Problem statement:
Emit the entire listing verbatim.

Dataset excerpts:
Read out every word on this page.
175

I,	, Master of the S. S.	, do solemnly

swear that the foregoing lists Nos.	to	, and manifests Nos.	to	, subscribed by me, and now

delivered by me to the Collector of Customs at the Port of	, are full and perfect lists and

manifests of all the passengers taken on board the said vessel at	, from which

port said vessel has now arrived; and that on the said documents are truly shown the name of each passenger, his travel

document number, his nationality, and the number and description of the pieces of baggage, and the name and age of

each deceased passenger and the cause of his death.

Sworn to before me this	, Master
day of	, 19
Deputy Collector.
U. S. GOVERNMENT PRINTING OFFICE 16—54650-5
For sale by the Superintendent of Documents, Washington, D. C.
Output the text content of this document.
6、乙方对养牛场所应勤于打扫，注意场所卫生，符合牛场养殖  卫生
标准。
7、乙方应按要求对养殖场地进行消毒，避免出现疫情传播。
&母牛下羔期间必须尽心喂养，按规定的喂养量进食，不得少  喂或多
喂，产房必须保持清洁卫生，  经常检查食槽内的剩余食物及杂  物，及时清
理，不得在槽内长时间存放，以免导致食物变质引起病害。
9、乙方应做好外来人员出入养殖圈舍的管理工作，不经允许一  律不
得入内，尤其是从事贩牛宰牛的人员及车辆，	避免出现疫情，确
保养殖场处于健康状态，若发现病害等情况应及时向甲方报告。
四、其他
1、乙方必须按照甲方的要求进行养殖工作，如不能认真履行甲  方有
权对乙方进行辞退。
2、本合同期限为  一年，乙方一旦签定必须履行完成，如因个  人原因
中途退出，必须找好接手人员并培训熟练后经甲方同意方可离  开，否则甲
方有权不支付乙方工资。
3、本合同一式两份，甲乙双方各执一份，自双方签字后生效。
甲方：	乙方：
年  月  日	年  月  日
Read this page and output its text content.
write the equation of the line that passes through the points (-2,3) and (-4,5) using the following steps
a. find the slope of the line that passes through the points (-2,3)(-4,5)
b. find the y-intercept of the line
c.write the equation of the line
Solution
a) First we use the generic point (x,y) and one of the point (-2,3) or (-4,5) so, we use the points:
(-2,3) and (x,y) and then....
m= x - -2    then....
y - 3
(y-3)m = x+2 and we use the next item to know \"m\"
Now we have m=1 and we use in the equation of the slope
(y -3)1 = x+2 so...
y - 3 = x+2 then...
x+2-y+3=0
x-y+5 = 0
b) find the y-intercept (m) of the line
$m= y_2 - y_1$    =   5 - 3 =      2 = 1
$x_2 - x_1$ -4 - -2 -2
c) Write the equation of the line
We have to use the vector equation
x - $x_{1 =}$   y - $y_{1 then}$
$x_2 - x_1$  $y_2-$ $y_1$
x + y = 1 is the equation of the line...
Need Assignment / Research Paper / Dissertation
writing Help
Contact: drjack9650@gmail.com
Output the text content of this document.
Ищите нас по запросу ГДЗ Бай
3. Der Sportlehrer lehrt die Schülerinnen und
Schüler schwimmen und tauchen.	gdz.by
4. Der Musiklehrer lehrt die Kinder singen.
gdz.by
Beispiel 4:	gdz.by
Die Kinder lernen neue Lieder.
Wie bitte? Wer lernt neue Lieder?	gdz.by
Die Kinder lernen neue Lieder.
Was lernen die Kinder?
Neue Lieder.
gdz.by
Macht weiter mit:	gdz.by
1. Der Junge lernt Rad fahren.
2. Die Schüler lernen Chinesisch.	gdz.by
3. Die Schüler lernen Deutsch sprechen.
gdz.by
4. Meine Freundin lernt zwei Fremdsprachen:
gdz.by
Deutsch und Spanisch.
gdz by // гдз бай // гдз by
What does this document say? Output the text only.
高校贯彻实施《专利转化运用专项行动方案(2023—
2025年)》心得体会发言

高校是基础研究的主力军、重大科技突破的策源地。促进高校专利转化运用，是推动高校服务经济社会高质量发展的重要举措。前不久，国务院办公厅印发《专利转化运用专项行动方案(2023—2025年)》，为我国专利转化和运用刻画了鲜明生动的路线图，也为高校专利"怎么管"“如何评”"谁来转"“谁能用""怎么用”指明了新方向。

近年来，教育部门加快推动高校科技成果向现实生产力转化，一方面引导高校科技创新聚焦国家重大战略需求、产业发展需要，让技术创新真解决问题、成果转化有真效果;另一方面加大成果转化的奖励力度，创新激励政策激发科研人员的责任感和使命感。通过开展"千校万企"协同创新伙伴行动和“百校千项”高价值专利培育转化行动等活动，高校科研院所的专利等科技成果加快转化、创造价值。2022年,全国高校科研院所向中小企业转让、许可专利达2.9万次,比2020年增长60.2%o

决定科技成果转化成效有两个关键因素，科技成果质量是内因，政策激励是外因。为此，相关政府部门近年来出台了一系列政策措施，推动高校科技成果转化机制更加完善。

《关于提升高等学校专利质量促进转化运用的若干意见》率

Correct response:
Read out every word on this page.
175

I,	, Master of the S. S.	, do solemnly

swear that the foregoing lists Nos.	to	, and manifests Nos.	to	, subscribed by me, and now

delivered by me to the Collector of Customs at the Port of	, are full and perfect lists and

manifests of all the passengers taken on board the said vessel at	, from which

port said vessel has now arrived; and that on the said documents are truly shown the name of each passenger, his travel

document number, his nationality, and the number and description of the pieces of baggage, and the name and age of

each deceased passenger and the cause of his death.

Sworn to before me this	, Master
day of	, 19
Deputy Collector.
U. S. GOVERNMENT PRINTING OFFICE 16—54650-5
For sale by the Superintendent of Documents, Washington, D. C.
Output the text content of this document.
6、乙方对养牛场所应勤于打扫，注意场所卫生，符合牛场养殖  卫生
标准。
7、乙方应按要求对养殖场地进行消毒，避免出现疫情传播。
&母牛下羔期间必须尽心喂养，按规定的喂养量进食，不得少  喂或多
喂，产房必须保持清洁卫生，  经常检查食槽内的剩余食物及杂  物，及时清
理，不得在槽内长时间存放，以免导致食物变质引起病害。
9、乙方应做好外来人员出入养殖圈舍的管理工作，不经允许一  律不
得入内，尤其是从事贩牛宰牛的人员及车辆，	避免出现疫情，确
保养殖场处于健康状态，若发现病害等情况应及时向甲方报告。
四、其他
1、乙方必须按照甲方的要求进行养殖工作，如不能认真履行甲  方有
权对乙方进行辞退。
2、本合同期限为  一年，乙方一旦签定必须履行完成，如因个  人原因
中途退出，必须找好接手人员并培训熟练后经甲方同意方可离  开，否则甲
方有权不支付乙方工资。
3、本合同一式两份，甲乙双方各执一份，自双方签字后生效。
甲方：	乙方：
年  月  日	年  月  日
Read this page and output its text content.
write the equation of the line that passes through the points (-2,3) and (-4,5) using the following steps
a. find the slope of the line that passes through the points (-2,3)(-4,5)
b. find the y-intercept of the line
c.write the equation of the line
Solution
a) First we use the generic point (x,y) and one of the point (-2,3) or (-4,5) so, we use the points:
(-2,3) and (x,y) and then....
m= x - -2    then....
y - 3
(y-3)m = x+2 and we use the next item to know \"m\"
Now we have m=1 and we use in the equation of the slope
(y -3)1 = x+2 so...
y - 3 = x+2 then...
x+2-y+3=0
x-y+5 = 0
b) find the y-intercept (m) of the line
$m= y_2 - y_1$    =   5 - 3 =      2 = 1
$x_2 - x_1$ -4 - -2 -2
c) Write the equation of the line
We have to use the vector equation
x - $x_{1 =}$   y - $y_{1 then}$
$x_2 - x_1$  $y_2-$ $y_1$
x + y = 1 is the equation of the line...
Need Assignment / Research Paper / Dissertation
writing Help
Contact: drjack9650@gmail.com
Output the text content of this document.
Ищите нас по запросу ГДЗ Бай
3. Der Sportlehrer lehrt die Schülerinnen und
Schüler schwimmen und tauchen.	gdz.by
4. Der Musiklehrer lehrt die Kinder singen.
gdz.by
Beispiel 4:	gdz.by
Die Kinder lernen neue Lieder.
Wie bitte? Wer lernt neue Lieder?	gdz.by
Die Kinder lernen neue Lieder.
Was lernen die Kinder?
Neue Lieder.
gdz.by
Macht weiter mit:	gdz.by
1. Der Junge lernt Rad fahren.
2. Die Schüler lernen Chinesisch.	gdz.by
3. Die Schüler lernen Deutsch sprechen.
gdz.by
4. Meine Freundin lernt zwei Fremdsprachen:
gdz.by
Deutsch und Spanisch.
gdz by // гдз бай // гдз by
What does this document say? Output the text only.
高校贯彻实施《专利转化运用专项行动方案(2023—
2025年)》心得体会发言

高校是基础研究的主力军、重大科技突破的策源地。促进高校专利转化运用，是推动高校服务经济社会高质量发展的重要举措。前不久，国务院办公厅印发《专利转化运用专项行动方案(2023—2025年)》，为我国专利转化和运用刻画了鲜明生动的路线图，也为高校专利"怎么管"“如何评”"谁来转"“谁能用""怎么用”指明了新方向。

近年来，教育部门加快推动高校科技成果向现实生产力转化，一方面引导高校科技创新聚焦国家重大战略需求、产业发展需要，让技术创新真解决问题、成果转化有真效果;另一方面加大成果转化的奖励力度，创新激励政策激发科研人员的责任感和使命感。通过开展"千校万企"协同创新伙伴行动和“百校千项”高价值专利培育转化行动等活动，高校科研院所的专利等科技成果加快转化、创造价值。2022年,全国高校科研院所向中小企业转让、许可专利达2.9万次,比2020年增长60.2%o

决定科技成果转化成效有两个关键因素，科技成果质量是内因，政策激励是外因。为此，相关政府部门近年来出台了一系列政策措施，推动高校科技成果转化机制更加完善。

《关于提升高等学校专利质量促进转化运用的若干意见》率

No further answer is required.